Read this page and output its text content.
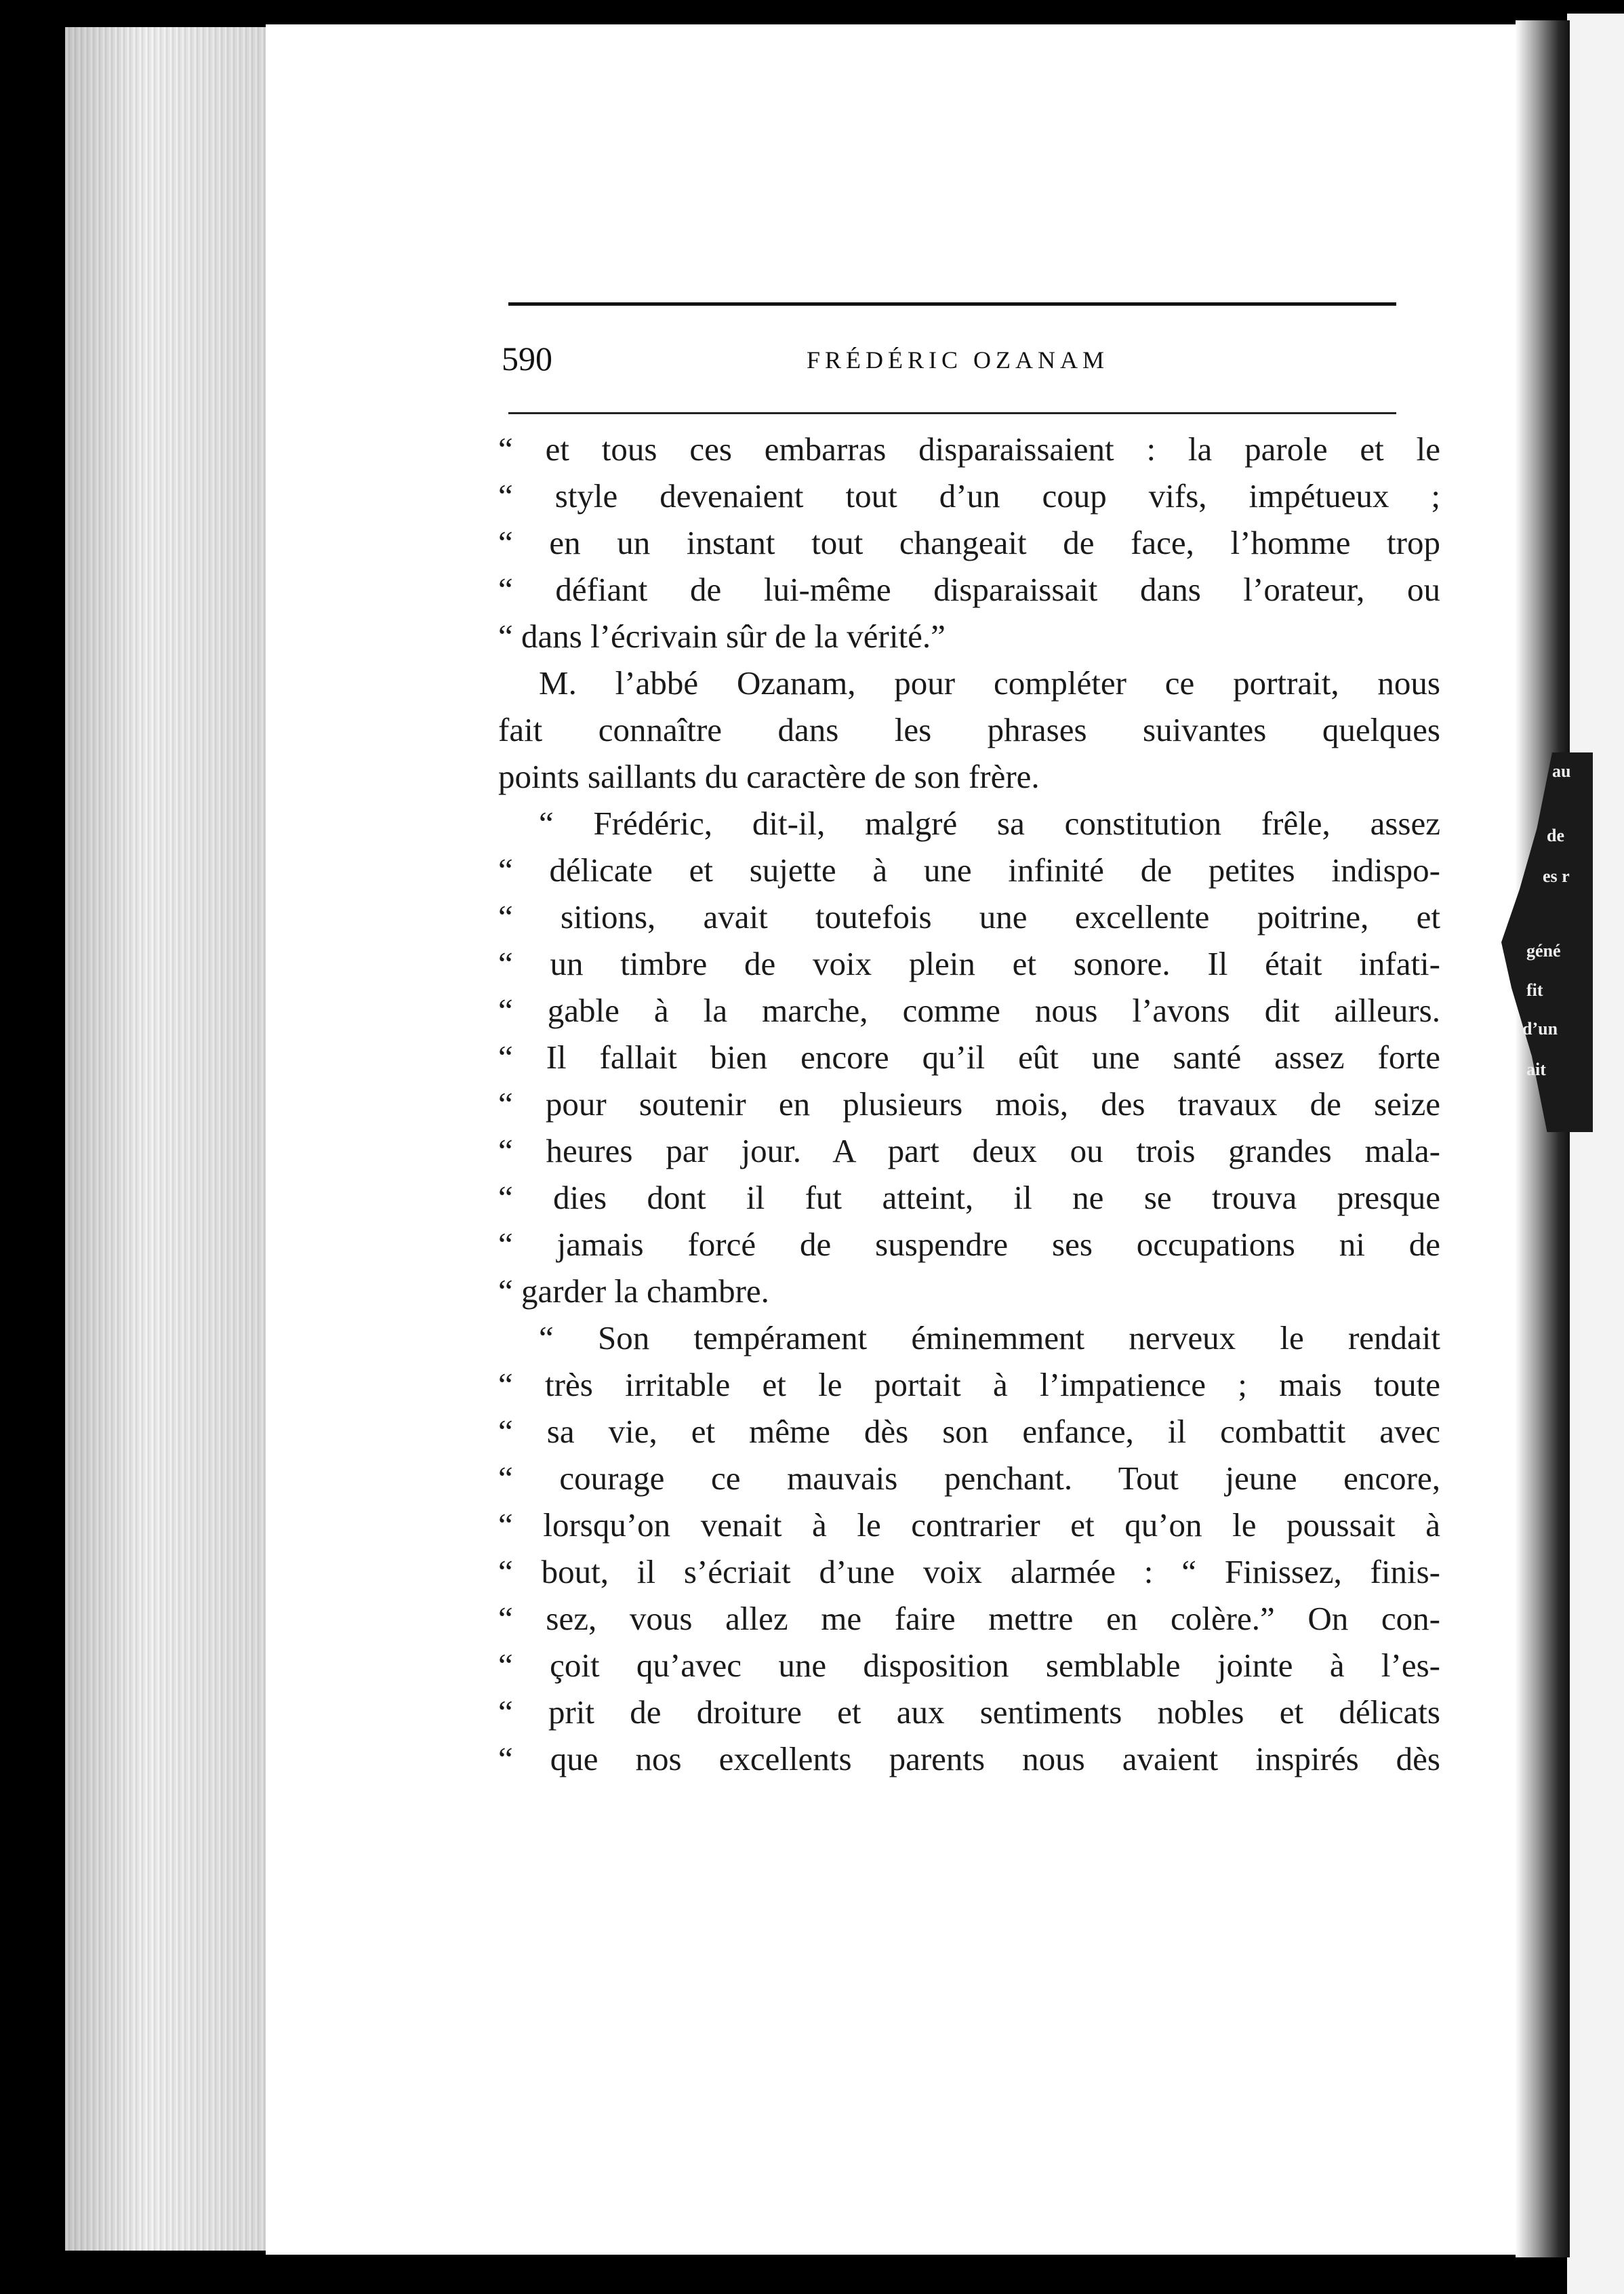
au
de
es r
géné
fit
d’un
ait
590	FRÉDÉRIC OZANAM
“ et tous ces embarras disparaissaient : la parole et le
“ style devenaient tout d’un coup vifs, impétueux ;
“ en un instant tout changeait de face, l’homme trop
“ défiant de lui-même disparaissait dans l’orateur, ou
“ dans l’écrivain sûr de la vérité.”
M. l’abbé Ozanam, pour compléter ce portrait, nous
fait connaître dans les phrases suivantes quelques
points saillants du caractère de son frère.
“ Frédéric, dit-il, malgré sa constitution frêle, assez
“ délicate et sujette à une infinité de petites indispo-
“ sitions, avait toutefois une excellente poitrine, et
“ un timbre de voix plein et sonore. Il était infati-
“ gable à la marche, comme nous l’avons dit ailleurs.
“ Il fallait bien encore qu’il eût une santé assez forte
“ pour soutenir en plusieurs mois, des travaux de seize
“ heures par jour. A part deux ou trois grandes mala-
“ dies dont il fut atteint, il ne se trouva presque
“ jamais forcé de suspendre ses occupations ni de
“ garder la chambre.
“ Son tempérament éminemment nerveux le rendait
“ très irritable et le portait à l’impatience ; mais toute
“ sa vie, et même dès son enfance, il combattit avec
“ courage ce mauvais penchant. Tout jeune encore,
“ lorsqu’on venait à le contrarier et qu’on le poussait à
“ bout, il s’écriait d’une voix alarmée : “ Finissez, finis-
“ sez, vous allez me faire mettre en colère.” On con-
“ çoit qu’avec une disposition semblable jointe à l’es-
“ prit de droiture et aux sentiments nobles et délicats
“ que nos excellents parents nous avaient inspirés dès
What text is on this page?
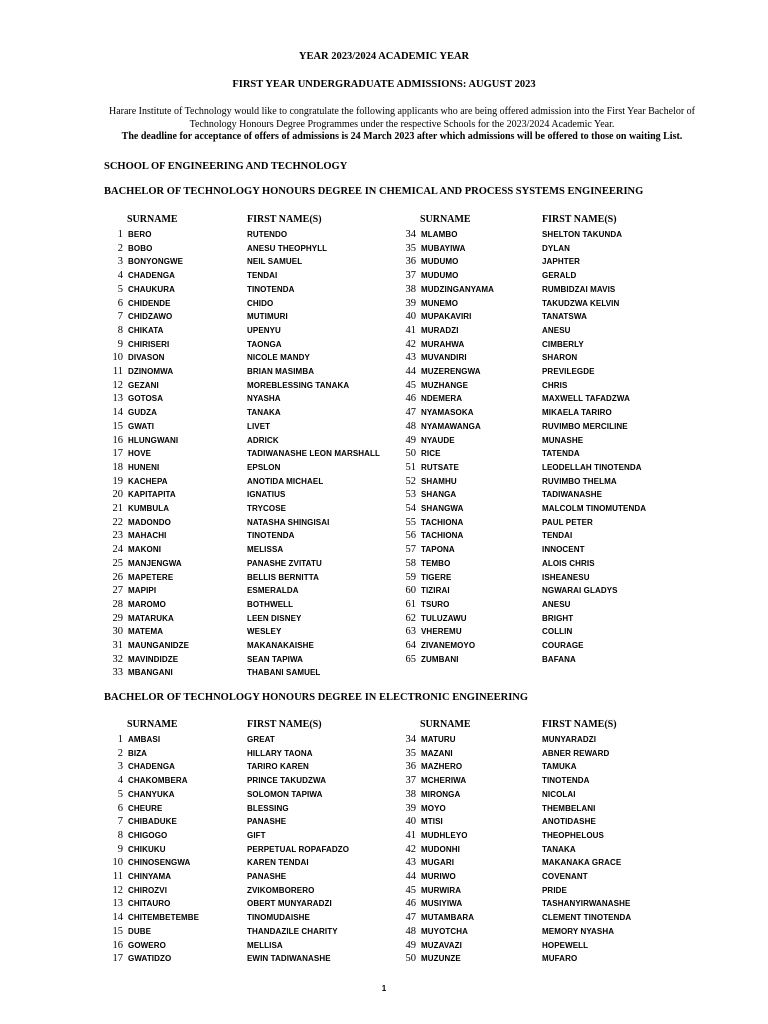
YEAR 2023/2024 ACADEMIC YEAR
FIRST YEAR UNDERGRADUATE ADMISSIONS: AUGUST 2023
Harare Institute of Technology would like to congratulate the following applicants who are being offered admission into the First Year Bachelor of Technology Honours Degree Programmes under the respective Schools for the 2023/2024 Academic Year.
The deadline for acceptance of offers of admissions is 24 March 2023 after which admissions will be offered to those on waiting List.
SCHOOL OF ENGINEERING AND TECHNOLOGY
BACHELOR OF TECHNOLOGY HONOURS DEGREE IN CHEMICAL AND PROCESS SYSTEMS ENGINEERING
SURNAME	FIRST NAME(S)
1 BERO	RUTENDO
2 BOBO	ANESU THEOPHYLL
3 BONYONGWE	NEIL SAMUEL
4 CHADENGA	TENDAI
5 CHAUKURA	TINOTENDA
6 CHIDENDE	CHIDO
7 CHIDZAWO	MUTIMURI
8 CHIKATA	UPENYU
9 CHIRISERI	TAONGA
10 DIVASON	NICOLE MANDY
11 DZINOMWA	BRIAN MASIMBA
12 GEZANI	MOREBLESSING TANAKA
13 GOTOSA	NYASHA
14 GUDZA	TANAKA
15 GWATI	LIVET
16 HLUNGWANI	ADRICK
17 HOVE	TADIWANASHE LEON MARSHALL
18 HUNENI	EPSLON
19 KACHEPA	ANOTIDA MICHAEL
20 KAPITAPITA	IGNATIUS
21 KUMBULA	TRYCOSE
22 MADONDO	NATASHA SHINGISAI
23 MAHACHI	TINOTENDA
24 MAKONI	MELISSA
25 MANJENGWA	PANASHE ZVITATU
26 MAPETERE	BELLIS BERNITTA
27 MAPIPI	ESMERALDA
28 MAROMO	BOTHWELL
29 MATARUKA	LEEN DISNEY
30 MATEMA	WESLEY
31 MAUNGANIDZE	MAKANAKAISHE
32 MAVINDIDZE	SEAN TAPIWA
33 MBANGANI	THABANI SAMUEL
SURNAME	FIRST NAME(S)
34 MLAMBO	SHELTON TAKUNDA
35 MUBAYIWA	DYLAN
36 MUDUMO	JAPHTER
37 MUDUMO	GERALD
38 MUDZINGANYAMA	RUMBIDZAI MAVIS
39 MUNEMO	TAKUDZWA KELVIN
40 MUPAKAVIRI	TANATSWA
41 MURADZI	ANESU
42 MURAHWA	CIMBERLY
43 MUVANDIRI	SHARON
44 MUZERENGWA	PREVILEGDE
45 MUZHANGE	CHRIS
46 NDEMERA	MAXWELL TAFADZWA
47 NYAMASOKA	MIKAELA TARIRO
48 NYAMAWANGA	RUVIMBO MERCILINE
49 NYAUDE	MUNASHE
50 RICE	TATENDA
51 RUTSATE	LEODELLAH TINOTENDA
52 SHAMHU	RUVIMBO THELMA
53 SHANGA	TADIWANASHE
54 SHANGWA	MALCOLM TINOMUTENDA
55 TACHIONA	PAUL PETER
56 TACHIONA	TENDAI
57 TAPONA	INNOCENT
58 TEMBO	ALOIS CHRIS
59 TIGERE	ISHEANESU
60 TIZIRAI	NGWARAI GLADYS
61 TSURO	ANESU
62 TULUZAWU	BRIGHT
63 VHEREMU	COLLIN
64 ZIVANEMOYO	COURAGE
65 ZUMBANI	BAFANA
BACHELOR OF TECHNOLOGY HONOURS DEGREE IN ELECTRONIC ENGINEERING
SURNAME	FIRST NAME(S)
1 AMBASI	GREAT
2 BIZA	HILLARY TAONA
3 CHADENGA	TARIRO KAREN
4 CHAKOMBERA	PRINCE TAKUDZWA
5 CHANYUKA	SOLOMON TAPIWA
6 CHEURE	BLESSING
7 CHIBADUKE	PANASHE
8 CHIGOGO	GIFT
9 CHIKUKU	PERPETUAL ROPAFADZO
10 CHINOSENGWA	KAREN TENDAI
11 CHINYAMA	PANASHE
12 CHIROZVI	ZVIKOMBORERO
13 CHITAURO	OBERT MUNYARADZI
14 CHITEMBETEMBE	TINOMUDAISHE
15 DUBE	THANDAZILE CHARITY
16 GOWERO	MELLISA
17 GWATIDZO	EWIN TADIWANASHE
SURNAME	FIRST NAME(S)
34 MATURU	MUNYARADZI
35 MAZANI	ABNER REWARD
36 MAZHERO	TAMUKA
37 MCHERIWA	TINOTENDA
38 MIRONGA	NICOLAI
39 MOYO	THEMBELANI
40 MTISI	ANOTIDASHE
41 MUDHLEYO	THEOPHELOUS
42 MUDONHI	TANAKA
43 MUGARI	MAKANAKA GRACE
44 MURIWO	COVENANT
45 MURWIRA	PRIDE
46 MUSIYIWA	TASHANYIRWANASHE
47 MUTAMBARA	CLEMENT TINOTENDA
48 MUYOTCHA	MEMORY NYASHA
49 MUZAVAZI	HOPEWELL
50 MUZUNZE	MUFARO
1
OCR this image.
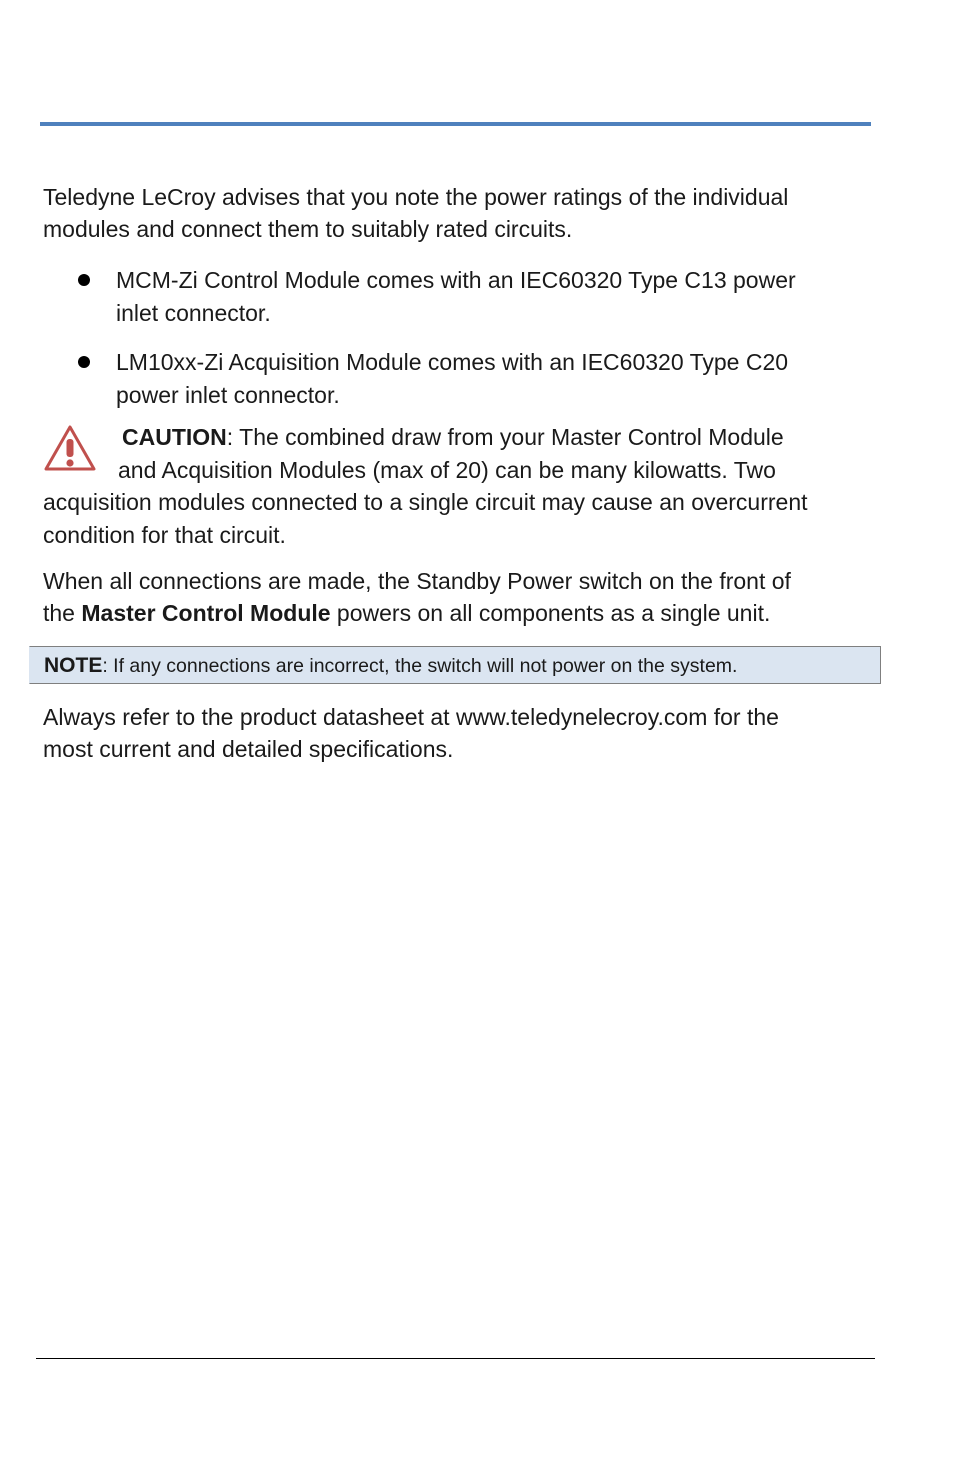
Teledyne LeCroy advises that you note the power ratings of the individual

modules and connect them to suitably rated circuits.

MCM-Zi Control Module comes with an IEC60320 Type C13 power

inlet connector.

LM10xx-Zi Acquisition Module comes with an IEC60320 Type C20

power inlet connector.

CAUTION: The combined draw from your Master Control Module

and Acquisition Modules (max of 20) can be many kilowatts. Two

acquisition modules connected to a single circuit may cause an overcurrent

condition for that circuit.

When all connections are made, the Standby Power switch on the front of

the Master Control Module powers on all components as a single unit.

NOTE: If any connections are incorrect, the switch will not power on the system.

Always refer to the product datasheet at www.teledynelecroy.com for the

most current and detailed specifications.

Problem requirements: Every line from the one containing "OCR this image." through the last line of the data is to be retyped exactly, with nothing added and no pictures included.

Output:
OCR this image.
Teledyne LeCroy advises that you note the power ratings of the individual

modules and connect them to suitably rated circuits.

MCM-Zi Control Module comes with an IEC60320 Type C13 power

inlet connector.

LM10xx-Zi Acquisition Module comes with an IEC60320 Type C20

power inlet connector.

CAUTION: The combined draw from your Master Control Module

and Acquisition Modules (max of 20) can be many kilowatts. Two

acquisition modules connected to a single circuit may cause an overcurrent

condition for that circuit.

When all connections are made, the Standby Power switch on the front of

the Master Control Module powers on all components as a single unit.

NOTE: If any connections are incorrect, the switch will not power on the system.

Always refer to the product datasheet at www.teledynelecroy.com for the

most current and detailed specifications.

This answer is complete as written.